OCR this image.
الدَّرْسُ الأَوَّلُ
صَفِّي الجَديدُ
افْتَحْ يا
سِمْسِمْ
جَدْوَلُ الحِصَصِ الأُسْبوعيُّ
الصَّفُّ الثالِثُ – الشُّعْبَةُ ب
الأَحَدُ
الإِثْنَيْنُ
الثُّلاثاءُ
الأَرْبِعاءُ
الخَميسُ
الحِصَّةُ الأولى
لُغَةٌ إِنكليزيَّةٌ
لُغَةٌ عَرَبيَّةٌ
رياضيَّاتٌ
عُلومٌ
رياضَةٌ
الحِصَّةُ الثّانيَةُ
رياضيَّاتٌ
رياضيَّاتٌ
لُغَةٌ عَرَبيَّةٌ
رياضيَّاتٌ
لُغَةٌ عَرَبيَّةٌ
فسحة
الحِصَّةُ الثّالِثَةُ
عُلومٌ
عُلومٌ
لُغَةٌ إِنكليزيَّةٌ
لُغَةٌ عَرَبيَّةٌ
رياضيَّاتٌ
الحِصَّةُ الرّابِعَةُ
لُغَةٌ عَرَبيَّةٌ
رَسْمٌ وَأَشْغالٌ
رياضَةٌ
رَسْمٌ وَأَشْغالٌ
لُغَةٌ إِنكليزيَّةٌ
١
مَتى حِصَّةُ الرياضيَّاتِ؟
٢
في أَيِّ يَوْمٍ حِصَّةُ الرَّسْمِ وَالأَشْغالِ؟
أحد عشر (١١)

*AIM OF THE EXERCISE*. Reproduce every line of the material above exactly.

*WRITTEN RESPONSE*.
OCR this image.
الدَّرْسُ الأَوَّلُ
صَفِّي الجَديدُ
افْتَحْ يا
سِمْسِمْ
جَدْوَلُ الحِصَصِ الأُسْبوعيُّ
الصَّفُّ الثالِثُ – الشُّعْبَةُ ب
الأَحَدُ
الإِثْنَيْنُ
الثُّلاثاءُ
الأَرْبِعاءُ
الخَميسُ
الحِصَّةُ الأولى
لُغَةٌ إِنكليزيَّةٌ
لُغَةٌ عَرَبيَّةٌ
رياضيَّاتٌ
عُلومٌ
رياضَةٌ
الحِصَّةُ الثّانيَةُ
رياضيَّاتٌ
رياضيَّاتٌ
لُغَةٌ عَرَبيَّةٌ
رياضيَّاتٌ
لُغَةٌ عَرَبيَّةٌ
فسحة
الحِصَّةُ الثّالِثَةُ
عُلومٌ
عُلومٌ
لُغَةٌ إِنكليزيَّةٌ
لُغَةٌ عَرَبيَّةٌ
رياضيَّاتٌ
الحِصَّةُ الرّابِعَةُ
لُغَةٌ عَرَبيَّةٌ
رَسْمٌ وَأَشْغالٌ
رياضَةٌ
رَسْمٌ وَأَشْغالٌ
لُغَةٌ إِنكليزيَّةٌ
١
مَتى حِصَّةُ الرياضيَّاتِ؟
٢
في أَيِّ يَوْمٍ حِصَّةُ الرَّسْمِ وَالأَشْغالِ؟
أحد عشر (١١)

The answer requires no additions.